§ GIVEN INSTRUCTION
Print every line of the data below with no changes.

--- Start of RECORDS FOR PROCESSING ---

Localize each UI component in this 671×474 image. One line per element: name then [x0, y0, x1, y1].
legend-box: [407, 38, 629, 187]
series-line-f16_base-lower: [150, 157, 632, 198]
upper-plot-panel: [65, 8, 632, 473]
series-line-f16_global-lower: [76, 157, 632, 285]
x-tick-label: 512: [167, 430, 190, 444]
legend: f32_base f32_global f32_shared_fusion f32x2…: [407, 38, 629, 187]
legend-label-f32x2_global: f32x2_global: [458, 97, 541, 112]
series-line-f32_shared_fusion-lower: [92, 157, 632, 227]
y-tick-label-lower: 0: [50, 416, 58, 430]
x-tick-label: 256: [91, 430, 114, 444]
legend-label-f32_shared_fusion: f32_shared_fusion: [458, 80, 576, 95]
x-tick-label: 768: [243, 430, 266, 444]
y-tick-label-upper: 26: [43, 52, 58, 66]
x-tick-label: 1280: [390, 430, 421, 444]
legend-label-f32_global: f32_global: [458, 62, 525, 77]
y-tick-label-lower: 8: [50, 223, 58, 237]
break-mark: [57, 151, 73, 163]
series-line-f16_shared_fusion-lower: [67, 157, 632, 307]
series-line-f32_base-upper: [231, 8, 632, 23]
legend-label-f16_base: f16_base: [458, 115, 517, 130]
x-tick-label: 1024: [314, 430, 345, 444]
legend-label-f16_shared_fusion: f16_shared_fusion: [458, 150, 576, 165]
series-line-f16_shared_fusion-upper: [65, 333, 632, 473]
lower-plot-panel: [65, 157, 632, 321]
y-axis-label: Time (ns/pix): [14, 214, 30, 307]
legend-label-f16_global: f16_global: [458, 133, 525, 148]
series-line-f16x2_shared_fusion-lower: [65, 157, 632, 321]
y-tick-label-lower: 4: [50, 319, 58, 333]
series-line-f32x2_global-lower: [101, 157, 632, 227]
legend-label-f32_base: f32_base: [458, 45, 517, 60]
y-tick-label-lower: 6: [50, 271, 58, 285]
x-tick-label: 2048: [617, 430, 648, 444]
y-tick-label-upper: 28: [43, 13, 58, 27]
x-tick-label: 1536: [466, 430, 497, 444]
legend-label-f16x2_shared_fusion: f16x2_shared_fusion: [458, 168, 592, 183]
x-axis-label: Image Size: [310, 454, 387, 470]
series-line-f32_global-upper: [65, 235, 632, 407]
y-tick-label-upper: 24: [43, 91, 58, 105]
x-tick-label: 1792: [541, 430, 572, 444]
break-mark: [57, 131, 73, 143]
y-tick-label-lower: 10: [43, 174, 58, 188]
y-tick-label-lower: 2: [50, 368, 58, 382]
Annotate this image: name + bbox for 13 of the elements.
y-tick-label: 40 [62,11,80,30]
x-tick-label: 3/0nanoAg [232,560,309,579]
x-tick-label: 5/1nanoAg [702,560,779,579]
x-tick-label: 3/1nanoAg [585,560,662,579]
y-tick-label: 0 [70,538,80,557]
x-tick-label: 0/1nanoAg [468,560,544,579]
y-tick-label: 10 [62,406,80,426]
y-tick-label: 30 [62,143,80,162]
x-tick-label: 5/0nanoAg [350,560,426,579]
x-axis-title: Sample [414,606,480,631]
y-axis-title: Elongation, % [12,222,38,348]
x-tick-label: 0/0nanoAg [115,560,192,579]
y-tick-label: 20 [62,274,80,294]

--- End of RECORDS FOR PROCESSING ---

§ FINAL ANSWER
Localize each UI component in this 671×474 image. One line per element: name then [x0, y0, x1, y1].
legend-box: [407, 38, 629, 187]
series-line-f16_base-lower: [150, 157, 632, 198]
upper-plot-panel: [65, 8, 632, 473]
series-line-f16_global-lower: [76, 157, 632, 285]
x-tick-label: 512: [167, 430, 190, 444]
legend: f32_base f32_global f32_shared_fusion f32x2…: [407, 38, 629, 187]
legend-label-f32x2_global: f32x2_global: [458, 97, 541, 112]
series-line-f32_shared_fusion-lower: [92, 157, 632, 227]
y-tick-label-lower: 0: [50, 416, 58, 430]
x-tick-label: 256: [91, 430, 114, 444]
legend-label-f32_shared_fusion: f32_shared_fusion: [458, 80, 576, 95]
x-tick-label: 768: [243, 430, 266, 444]
y-tick-label-upper: 26: [43, 52, 58, 66]
x-tick-label: 1280: [390, 430, 421, 444]
legend-label-f32_global: f32_global: [458, 62, 525, 77]
y-tick-label-lower: 8: [50, 223, 58, 237]
break-mark: [57, 151, 73, 163]
series-line-f16_shared_fusion-lower: [67, 157, 632, 307]
series-line-f32_base-upper: [231, 8, 632, 23]
legend-label-f16_base: f16_base: [458, 115, 517, 130]
x-tick-label: 1024: [314, 430, 345, 444]
legend-label-f16_shared_fusion: f16_shared_fusion: [458, 150, 576, 165]
series-line-f16_shared_fusion-upper: [65, 333, 632, 473]
lower-plot-panel: [65, 157, 632, 321]
y-axis-label: Time (ns/pix): [14, 214, 30, 307]
legend-label-f16_global: f16_global: [458, 133, 525, 148]
series-line-f16x2_shared_fusion-lower: [65, 157, 632, 321]
y-tick-label-lower: 4: [50, 319, 58, 333]
series-line-f32x2_global-lower: [101, 157, 632, 227]
legend-label-f32_base: f32_base: [458, 45, 517, 60]
y-tick-label-lower: 6: [50, 271, 58, 285]
x-tick-label: 2048: [617, 430, 648, 444]
y-tick-label-upper: 28: [43, 13, 58, 27]
x-tick-label: 1536: [466, 430, 497, 444]
legend-label-f16x2_shared_fusion: f16x2_shared_fusion: [458, 168, 592, 183]
x-axis-label: Image Size: [310, 454, 387, 470]
series-line-f32_global-upper: [65, 235, 632, 407]
y-tick-label-upper: 24: [43, 91, 58, 105]
x-tick-label: 1792: [541, 430, 572, 444]
break-mark: [57, 131, 73, 143]
y-tick-label-lower: 10: [43, 174, 58, 188]
y-tick-label-lower: 2: [50, 368, 58, 382]
Annotate this image: name + bbox for 13 of the elements.
y-tick-label: 40 [62,11,80,30]
x-tick-label: 3/0nanoAg [232,560,309,579]
x-tick-label: 5/1nanoAg [702,560,779,579]
x-tick-label: 3/1nanoAg [585,560,662,579]
y-tick-label: 0 [70,538,80,557]
x-tick-label: 0/1nanoAg [468,560,544,579]
y-tick-label: 10 [62,406,80,426]
y-tick-label: 30 [62,143,80,162]
x-tick-label: 5/0nanoAg [350,560,426,579]
x-axis-title: Sample [414,606,480,631]
y-axis-title: Elongation, % [12,222,38,348]
x-tick-label: 0/0nanoAg [115,560,192,579]
y-tick-label: 20 [62,274,80,294]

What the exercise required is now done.